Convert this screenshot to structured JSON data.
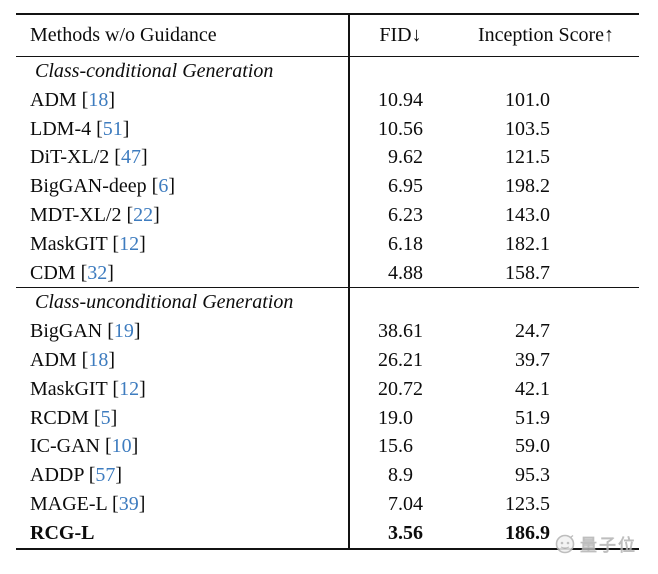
{
  "table": {
    "header": {
      "methods_label": "Methods w/o Guidance",
      "fid_label": "FID↓",
      "inception_label": "Inception Score↑"
    },
    "citation_brackets": [
      "[",
      "]"
    ],
    "colors": {
      "rule": "#131313",
      "text": "#0c0c0c",
      "citation_blue": "#3e7cbf"
    },
    "sections": [
      {
        "title": "Class-conditional Generation",
        "rows": [
          {
            "method": "ADM",
            "cite": "18",
            "fid": "10.94",
            "is": "101.0"
          },
          {
            "method": "LDM-4",
            "cite": "51",
            "fid": "10.56",
            "is": "103.5"
          },
          {
            "method": "DiT-XL/2",
            "cite": "47",
            "fid": "9.62",
            "is": "121.5"
          },
          {
            "method": "BigGAN-deep",
            "cite": "6",
            "fid": "6.95",
            "is": "198.2"
          },
          {
            "method": "MDT-XL/2",
            "cite": "22",
            "fid": "6.23",
            "is": "143.0"
          },
          {
            "method": "MaskGIT",
            "cite": "12",
            "fid": "6.18",
            "is": "182.1"
          },
          {
            "method": "CDM",
            "cite": "32",
            "fid": "4.88",
            "is": "158.7"
          }
        ]
      },
      {
        "title": "Class-unconditional Generation",
        "rows": [
          {
            "method": "BigGAN",
            "cite": "19",
            "fid": "38.61",
            "is": "24.7"
          },
          {
            "method": "ADM",
            "cite": "18",
            "fid": "26.21",
            "is": "39.7"
          },
          {
            "method": "MaskGIT",
            "cite": "12",
            "fid": "20.72",
            "is": "42.1"
          },
          {
            "method": "RCDM",
            "cite": "5",
            "fid": "19.0",
            "is": "51.9"
          },
          {
            "method": "IC-GAN",
            "cite": "10",
            "fid": "15.6",
            "is": "59.0"
          },
          {
            "method": "ADDP",
            "cite": "57",
            "fid": "8.9",
            "is": "95.3"
          },
          {
            "method": "MAGE-L",
            "cite": "39",
            "fid": "7.04",
            "is": "123.5"
          },
          {
            "method": "RCG-L",
            "cite": null,
            "fid": "3.56",
            "is": "186.9",
            "bold": true
          }
        ]
      }
    ]
  },
  "watermark": {
    "text": "量子位",
    "logo": "qbitai-logo-icon",
    "color": "#b3b3b3"
  }
}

**Brief:** Reproduce each line of the records exactly, and omit every picture.

**Solution to the exercise:**
Convert this screenshot to structured JSON data.
{
  "table": {
    "header": {
      "methods_label": "Methods w/o Guidance",
      "fid_label": "FID↓",
      "inception_label": "Inception Score↑"
    },
    "citation_brackets": [
      "[",
      "]"
    ],
    "colors": {
      "rule": "#131313",
      "text": "#0c0c0c",
      "citation_blue": "#3e7cbf"
    },
    "sections": [
      {
        "title": "Class-conditional Generation",
        "rows": [
          {
            "method": "ADM",
            "cite": "18",
            "fid": "10.94",
            "is": "101.0"
          },
          {
            "method": "LDM-4",
            "cite": "51",
            "fid": "10.56",
            "is": "103.5"
          },
          {
            "method": "DiT-XL/2",
            "cite": "47",
            "fid": "9.62",
            "is": "121.5"
          },
          {
            "method": "BigGAN-deep",
            "cite": "6",
            "fid": "6.95",
            "is": "198.2"
          },
          {
            "method": "MDT-XL/2",
            "cite": "22",
            "fid": "6.23",
            "is": "143.0"
          },
          {
            "method": "MaskGIT",
            "cite": "12",
            "fid": "6.18",
            "is": "182.1"
          },
          {
            "method": "CDM",
            "cite": "32",
            "fid": "4.88",
            "is": "158.7"
          }
        ]
      },
      {
        "title": "Class-unconditional Generation",
        "rows": [
          {
            "method": "BigGAN",
            "cite": "19",
            "fid": "38.61",
            "is": "24.7"
          },
          {
            "method": "ADM",
            "cite": "18",
            "fid": "26.21",
            "is": "39.7"
          },
          {
            "method": "MaskGIT",
            "cite": "12",
            "fid": "20.72",
            "is": "42.1"
          },
          {
            "method": "RCDM",
            "cite": "5",
            "fid": "19.0",
            "is": "51.9"
          },
          {
            "method": "IC-GAN",
            "cite": "10",
            "fid": "15.6",
            "is": "59.0"
          },
          {
            "method": "ADDP",
            "cite": "57",
            "fid": "8.9",
            "is": "95.3"
          },
          {
            "method": "MAGE-L",
            "cite": "39",
            "fid": "7.04",
            "is": "123.5"
          },
          {
            "method": "RCG-L",
            "cite": null,
            "fid": "3.56",
            "is": "186.9",
            "bold": true
          }
        ]
      }
    ]
  },
  "watermark": {
    "text": "量子位",
    "logo": "qbitai-logo-icon",
    "color": "#b3b3b3"
  }
}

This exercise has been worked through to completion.